Stored records
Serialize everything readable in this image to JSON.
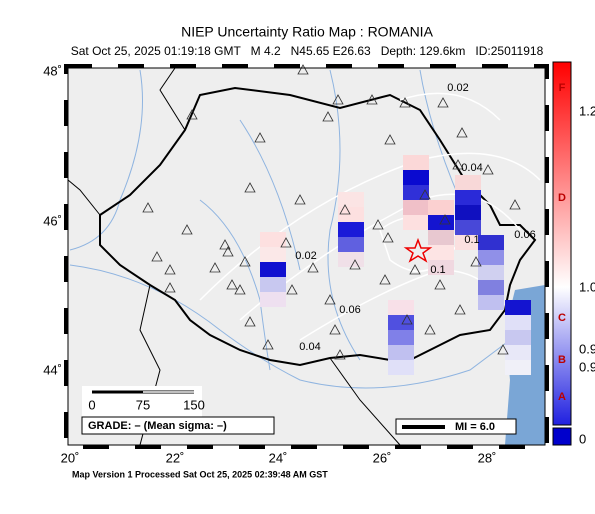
{
  "header": {
    "title": "NIEP Uncertainty Ratio Map : ROMANIA",
    "subtitle": "Sat Oct 25, 2025 01:19:18 GMT   M 4.2   N45.65 E26.63   Depth: 129.6km   ID:25011918"
  },
  "map": {
    "lat_labels": [
      "48˚",
      "46˚",
      "44˚"
    ],
    "lon_labels": [
      "20˚",
      "22˚",
      "24˚",
      "26˚",
      "28˚"
    ],
    "contour_labels": [
      "0.02",
      "0.04",
      "0.06",
      "0.02",
      "0.06",
      "0.04",
      "0.1",
      "0.1"
    ],
    "scale_labels": [
      "0",
      "75",
      "150"
    ],
    "grade": "GRADE: – (Mean sigma: –)",
    "mi": "MI = 6.0"
  },
  "colorbar": {
    "labels": [
      "1.2",
      "1.0",
      "0.9",
      "0.9",
      "0"
    ],
    "grades": [
      "F",
      "D",
      "C",
      "B",
      "A"
    ]
  },
  "footer": "Map Version 1 Processed Sat Oct 25, 2025 02:39:48 AM GST"
}
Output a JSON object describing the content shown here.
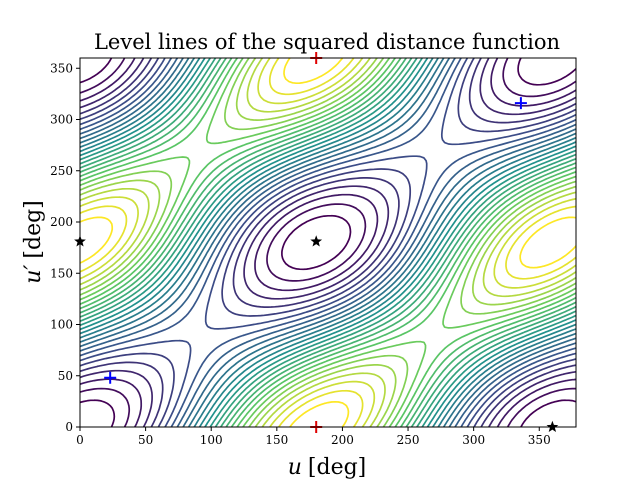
{
  "chart_data": {
    "type": "contour",
    "title": "Level lines of the squared distance function",
    "xlabel_var": "u",
    "xlabel_unit": "[deg]",
    "ylabel_var": "u′",
    "ylabel_unit": "[deg]",
    "xlim": [
      0,
      378
    ],
    "ylim": [
      0,
      360
    ],
    "xticks": [
      0,
      50,
      100,
      150,
      200,
      250,
      300,
      350
    ],
    "yticks": [
      0,
      50,
      100,
      150,
      200,
      250,
      300,
      350
    ],
    "grid": false,
    "colormap": [
      "#440154",
      "#3b528b",
      "#21918c",
      "#5ec962",
      "#fde725"
    ],
    "markers": [
      {
        "name": "blue-plus",
        "shape": "plus",
        "color": "#0000ff",
        "x": 23,
        "y": 48
      },
      {
        "name": "blue-plus",
        "shape": "plus",
        "color": "#0000ff",
        "x": 336,
        "y": 316
      },
      {
        "name": "black-star",
        "shape": "star",
        "color": "#000000",
        "x": 0,
        "y": 181
      },
      {
        "name": "black-star",
        "shape": "star",
        "color": "#000000",
        "x": 180,
        "y": 181
      },
      {
        "name": "black-star",
        "shape": "star",
        "color": "#000000",
        "x": 360,
        "y": 0
      },
      {
        "name": "red-plus",
        "shape": "plus",
        "color": "#e00000",
        "x": 180,
        "y": 0
      },
      {
        "name": "red-plus",
        "shape": "plus",
        "color": "#e00000",
        "x": 180,
        "y": 360
      }
    ]
  }
}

WHAT THE EXERCISE ASKS:
Copy everything in the records above except the pictures, exactly as written.

EXERCISE RESULT:
Serialize everything readable in this image to JSON.
{
  "header": {
    "title": "NIEP Uncertainty Ratio Map : ROMANIA",
    "subtitle": "Sat Oct 25, 2025 01:19:18 GMT   M 4.2   N45.65 E26.63   Depth: 129.6km   ID:25011918"
  },
  "map": {
    "lat_labels": [
      "48˚",
      "46˚",
      "44˚"
    ],
    "lon_labels": [
      "20˚",
      "22˚",
      "24˚",
      "26˚",
      "28˚"
    ],
    "contour_labels": [
      "0.02",
      "0.04",
      "0.06",
      "0.02",
      "0.06",
      "0.04",
      "0.1",
      "0.1"
    ],
    "scale_labels": [
      "0",
      "75",
      "150"
    ],
    "grade": "GRADE: – (Mean sigma: –)",
    "mi": "MI = 6.0"
  },
  "colorbar": {
    "labels": [
      "1.2",
      "1.0",
      "0.9",
      "0.9",
      "0"
    ],
    "grades": [
      "F",
      "D",
      "C",
      "B",
      "A"
    ]
  },
  "footer": "Map Version 1 Processed Sat Oct 25, 2025 02:39:48 AM GST"
}
Output a JSON object describing the content shown here.
{
  "chart_data": {
    "type": "contour",
    "title": "Level lines of the squared distance function",
    "xlabel_var": "u",
    "xlabel_unit": "[deg]",
    "ylabel_var": "u′",
    "ylabel_unit": "[deg]",
    "xlim": [
      0,
      378
    ],
    "ylim": [
      0,
      360
    ],
    "xticks": [
      0,
      50,
      100,
      150,
      200,
      250,
      300,
      350
    ],
    "yticks": [
      0,
      50,
      100,
      150,
      200,
      250,
      300,
      350
    ],
    "grid": false,
    "colormap": [
      "#440154",
      "#3b528b",
      "#21918c",
      "#5ec962",
      "#fde725"
    ],
    "markers": [
      {
        "name": "blue-plus",
        "shape": "plus",
        "color": "#0000ff",
        "x": 23,
        "y": 48
      },
      {
        "name": "blue-plus",
        "shape": "plus",
        "color": "#0000ff",
        "x": 336,
        "y": 316
      },
      {
        "name": "black-star",
        "shape": "star",
        "color": "#000000",
        "x": 0,
        "y": 181
      },
      {
        "name": "black-star",
        "shape": "star",
        "color": "#000000",
        "x": 180,
        "y": 181
      },
      {
        "name": "black-star",
        "shape": "star",
        "color": "#000000",
        "x": 360,
        "y": 0
      },
      {
        "name": "red-plus",
        "shape": "plus",
        "color": "#e00000",
        "x": 180,
        "y": 0
      },
      {
        "name": "red-plus",
        "shape": "plus",
        "color": "#e00000",
        "x": 180,
        "y": 360
      }
    ]
  }
}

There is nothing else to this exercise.